**What is being asked**
Return all of the entries word for word, but omit the pictures they contain.

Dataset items
<<<<

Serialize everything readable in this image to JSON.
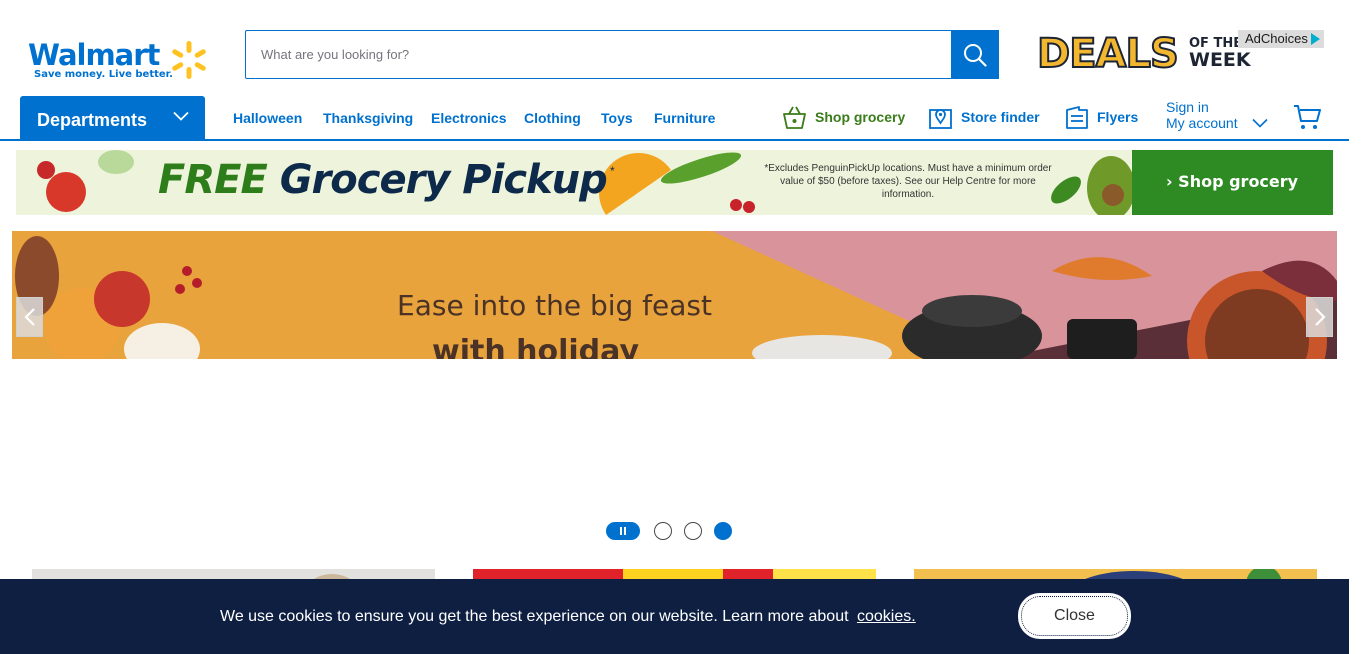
{
  "header": {
    "logo_word": "Walmart",
    "logo_tagline": "Save money. Live better.",
    "search_placeholder": "What are you looking for?",
    "ad": {
      "deals": "DEALS",
      "of_the": "OF THE",
      "week": "WEEK",
      "adchoices": "AdChoices"
    }
  },
  "nav": {
    "departments_label": "Departments",
    "links": [
      "Halloween",
      "Thanksgiving",
      "Electronics",
      "Clothing",
      "Toys",
      "Furniture"
    ],
    "shop_grocery": "Shop grocery",
    "store_finder": "Store finder",
    "flyers": "Flyers",
    "sign_in": "Sign in",
    "my_account": "My account"
  },
  "grocery_banner": {
    "title_free": "FREE ",
    "title_rest": "Grocery Pickup",
    "asterisk": "*",
    "fine_print": "*Excludes PenguinPickUp locations. Must have a minimum order value of $50 (before taxes). See our Help Centre for more information.",
    "cta": "› Shop grocery"
  },
  "hero": {
    "line1": "Ease into the big feast",
    "line2": "with holiday"
  },
  "carousel": {
    "slide_count": 3,
    "active_index": 2
  },
  "cookie_bar": {
    "message": "We use cookies to ensure you get the best experience on our website. Learn more about",
    "link": "cookies.",
    "close": "Close"
  },
  "colors": {
    "brand_blue": "#0071ce",
    "spark_yellow": "#ffc220",
    "grocery_green": "#2e8b23",
    "cookie_bg": "#0e1f42",
    "hero_orange": "#e9a33c",
    "hero_pink": "#d9939a"
  }
}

>>>>

**Result of the exercise**
Serialize everything readable in this image to JSON.
{
  "header": {
    "logo_word": "Walmart",
    "logo_tagline": "Save money. Live better.",
    "search_placeholder": "What are you looking for?",
    "ad": {
      "deals": "DEALS",
      "of_the": "OF THE",
      "week": "WEEK",
      "adchoices": "AdChoices"
    }
  },
  "nav": {
    "departments_label": "Departments",
    "links": [
      "Halloween",
      "Thanksgiving",
      "Electronics",
      "Clothing",
      "Toys",
      "Furniture"
    ],
    "shop_grocery": "Shop grocery",
    "store_finder": "Store finder",
    "flyers": "Flyers",
    "sign_in": "Sign in",
    "my_account": "My account"
  },
  "grocery_banner": {
    "title_free": "FREE ",
    "title_rest": "Grocery Pickup",
    "asterisk": "*",
    "fine_print": "*Excludes PenguinPickUp locations. Must have a minimum order value of $50 (before taxes). See our Help Centre for more information.",
    "cta": "› Shop grocery"
  },
  "hero": {
    "line1": "Ease into the big feast",
    "line2": "with holiday"
  },
  "carousel": {
    "slide_count": 3,
    "active_index": 2
  },
  "cookie_bar": {
    "message": "We use cookies to ensure you get the best experience on our website. Learn more about",
    "link": "cookies.",
    "close": "Close"
  },
  "colors": {
    "brand_blue": "#0071ce",
    "spark_yellow": "#ffc220",
    "grocery_green": "#2e8b23",
    "cookie_bg": "#0e1f42",
    "hero_orange": "#e9a33c",
    "hero_pink": "#d9939a"
  }
}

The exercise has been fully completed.